> The request
Copy every record below exactly.

> Data shown

________________________________________

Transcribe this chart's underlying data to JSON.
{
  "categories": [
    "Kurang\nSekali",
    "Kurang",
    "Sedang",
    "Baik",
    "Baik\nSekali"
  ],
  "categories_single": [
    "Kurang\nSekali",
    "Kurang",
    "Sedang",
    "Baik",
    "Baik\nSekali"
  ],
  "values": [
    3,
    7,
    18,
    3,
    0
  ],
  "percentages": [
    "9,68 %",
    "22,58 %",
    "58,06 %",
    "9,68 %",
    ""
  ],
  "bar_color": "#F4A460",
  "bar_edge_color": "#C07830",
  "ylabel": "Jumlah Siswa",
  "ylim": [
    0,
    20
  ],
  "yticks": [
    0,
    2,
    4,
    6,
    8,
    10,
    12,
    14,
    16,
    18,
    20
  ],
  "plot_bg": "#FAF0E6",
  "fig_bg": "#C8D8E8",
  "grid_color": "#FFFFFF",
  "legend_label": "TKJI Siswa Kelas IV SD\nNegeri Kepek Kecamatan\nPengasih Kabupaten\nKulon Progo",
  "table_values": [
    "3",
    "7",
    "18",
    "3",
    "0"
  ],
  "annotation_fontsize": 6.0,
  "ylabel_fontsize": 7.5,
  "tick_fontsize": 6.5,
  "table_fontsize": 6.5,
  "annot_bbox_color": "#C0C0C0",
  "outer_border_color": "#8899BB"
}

________________________________________

> Solution
Transcribe this chart's underlying data to JSON.
{
  "categories": [
    "Kurang\nSekali",
    "Kurang",
    "Sedang",
    "Baik",
    "Baik\nSekali"
  ],
  "categories_single": [
    "Kurang\nSekali",
    "Kurang",
    "Sedang",
    "Baik",
    "Baik\nSekali"
  ],
  "values": [
    3,
    7,
    18,
    3,
    0
  ],
  "percentages": [
    "9,68 %",
    "22,58 %",
    "58,06 %",
    "9,68 %",
    ""
  ],
  "bar_color": "#F4A460",
  "bar_edge_color": "#C07830",
  "ylabel": "Jumlah Siswa",
  "ylim": [
    0,
    20
  ],
  "yticks": [
    0,
    2,
    4,
    6,
    8,
    10,
    12,
    14,
    16,
    18,
    20
  ],
  "plot_bg": "#FAF0E6",
  "fig_bg": "#C8D8E8",
  "grid_color": "#FFFFFF",
  "legend_label": "TKJI Siswa Kelas IV SD\nNegeri Kepek Kecamatan\nPengasih Kabupaten\nKulon Progo",
  "table_values": [
    "3",
    "7",
    "18",
    "3",
    "0"
  ],
  "annotation_fontsize": 6.0,
  "ylabel_fontsize": 7.5,
  "tick_fontsize": 6.5,
  "table_fontsize": 6.5,
  "annot_bbox_color": "#C0C0C0",
  "outer_border_color": "#8899BB"
}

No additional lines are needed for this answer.